▼

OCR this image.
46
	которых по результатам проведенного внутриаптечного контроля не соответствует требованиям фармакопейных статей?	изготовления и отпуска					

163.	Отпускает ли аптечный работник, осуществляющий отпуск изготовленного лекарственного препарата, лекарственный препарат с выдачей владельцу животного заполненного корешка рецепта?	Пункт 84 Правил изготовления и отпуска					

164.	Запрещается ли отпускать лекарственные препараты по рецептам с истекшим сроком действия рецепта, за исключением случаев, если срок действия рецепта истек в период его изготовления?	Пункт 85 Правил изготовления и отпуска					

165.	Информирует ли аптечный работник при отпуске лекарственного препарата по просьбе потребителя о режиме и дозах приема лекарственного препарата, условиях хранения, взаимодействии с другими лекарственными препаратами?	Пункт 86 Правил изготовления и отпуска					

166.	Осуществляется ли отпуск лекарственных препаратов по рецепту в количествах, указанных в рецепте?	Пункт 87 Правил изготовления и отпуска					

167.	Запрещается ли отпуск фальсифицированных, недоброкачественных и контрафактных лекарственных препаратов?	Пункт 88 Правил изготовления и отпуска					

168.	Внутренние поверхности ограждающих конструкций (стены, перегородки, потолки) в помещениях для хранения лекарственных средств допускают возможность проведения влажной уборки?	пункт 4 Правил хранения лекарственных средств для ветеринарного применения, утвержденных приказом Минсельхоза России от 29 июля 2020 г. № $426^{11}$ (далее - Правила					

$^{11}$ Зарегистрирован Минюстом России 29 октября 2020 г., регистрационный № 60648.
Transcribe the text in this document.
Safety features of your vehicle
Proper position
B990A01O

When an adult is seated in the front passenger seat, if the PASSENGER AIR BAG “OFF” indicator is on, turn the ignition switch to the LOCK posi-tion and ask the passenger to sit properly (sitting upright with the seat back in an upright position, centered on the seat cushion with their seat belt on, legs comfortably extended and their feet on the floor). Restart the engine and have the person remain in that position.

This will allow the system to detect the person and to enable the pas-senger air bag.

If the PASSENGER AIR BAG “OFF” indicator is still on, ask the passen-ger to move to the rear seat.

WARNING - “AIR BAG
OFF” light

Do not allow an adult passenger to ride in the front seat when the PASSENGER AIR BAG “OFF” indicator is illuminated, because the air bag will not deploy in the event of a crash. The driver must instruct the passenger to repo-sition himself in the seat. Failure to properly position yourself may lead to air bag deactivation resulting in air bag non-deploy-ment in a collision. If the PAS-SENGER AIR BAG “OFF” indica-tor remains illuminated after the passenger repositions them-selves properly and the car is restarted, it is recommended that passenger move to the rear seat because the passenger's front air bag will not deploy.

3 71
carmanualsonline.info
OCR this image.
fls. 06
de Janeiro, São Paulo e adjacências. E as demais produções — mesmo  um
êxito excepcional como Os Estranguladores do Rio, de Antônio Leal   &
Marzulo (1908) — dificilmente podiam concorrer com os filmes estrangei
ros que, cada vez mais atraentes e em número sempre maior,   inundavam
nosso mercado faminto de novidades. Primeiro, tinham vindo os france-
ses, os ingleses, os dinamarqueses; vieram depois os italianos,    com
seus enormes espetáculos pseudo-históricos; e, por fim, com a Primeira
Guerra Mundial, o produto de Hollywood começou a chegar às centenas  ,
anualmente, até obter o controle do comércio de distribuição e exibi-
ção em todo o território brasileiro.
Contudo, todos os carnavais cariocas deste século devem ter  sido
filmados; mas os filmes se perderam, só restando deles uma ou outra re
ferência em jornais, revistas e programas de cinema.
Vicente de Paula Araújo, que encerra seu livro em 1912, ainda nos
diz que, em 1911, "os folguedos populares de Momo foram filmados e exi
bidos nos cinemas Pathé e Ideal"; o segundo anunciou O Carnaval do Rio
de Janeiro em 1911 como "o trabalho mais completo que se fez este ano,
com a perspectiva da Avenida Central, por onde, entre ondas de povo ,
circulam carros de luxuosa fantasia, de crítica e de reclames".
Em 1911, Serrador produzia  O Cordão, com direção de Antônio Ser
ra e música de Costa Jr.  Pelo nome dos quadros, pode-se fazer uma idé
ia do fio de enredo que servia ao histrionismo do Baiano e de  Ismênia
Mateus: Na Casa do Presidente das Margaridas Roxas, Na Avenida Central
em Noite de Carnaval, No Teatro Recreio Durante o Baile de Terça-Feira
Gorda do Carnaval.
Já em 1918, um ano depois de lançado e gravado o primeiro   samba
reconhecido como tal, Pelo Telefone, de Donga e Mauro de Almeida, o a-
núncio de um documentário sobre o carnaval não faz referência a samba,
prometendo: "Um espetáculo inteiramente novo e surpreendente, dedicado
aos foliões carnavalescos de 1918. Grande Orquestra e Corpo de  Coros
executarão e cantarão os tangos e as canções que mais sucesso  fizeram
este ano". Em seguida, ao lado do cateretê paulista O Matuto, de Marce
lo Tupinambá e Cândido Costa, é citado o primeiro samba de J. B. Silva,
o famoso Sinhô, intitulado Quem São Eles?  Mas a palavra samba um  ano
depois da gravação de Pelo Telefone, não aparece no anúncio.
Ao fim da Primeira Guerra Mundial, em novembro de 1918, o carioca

▲

## What the exercise asks
Out of the material above, gather each line where "Central" appears.

## Final result
com a perspectiva da Avenida Central, por onde, entre ondas de povo ,
Mateus: Na Casa do Presidente das Margaridas Roxas, Na Avenida Central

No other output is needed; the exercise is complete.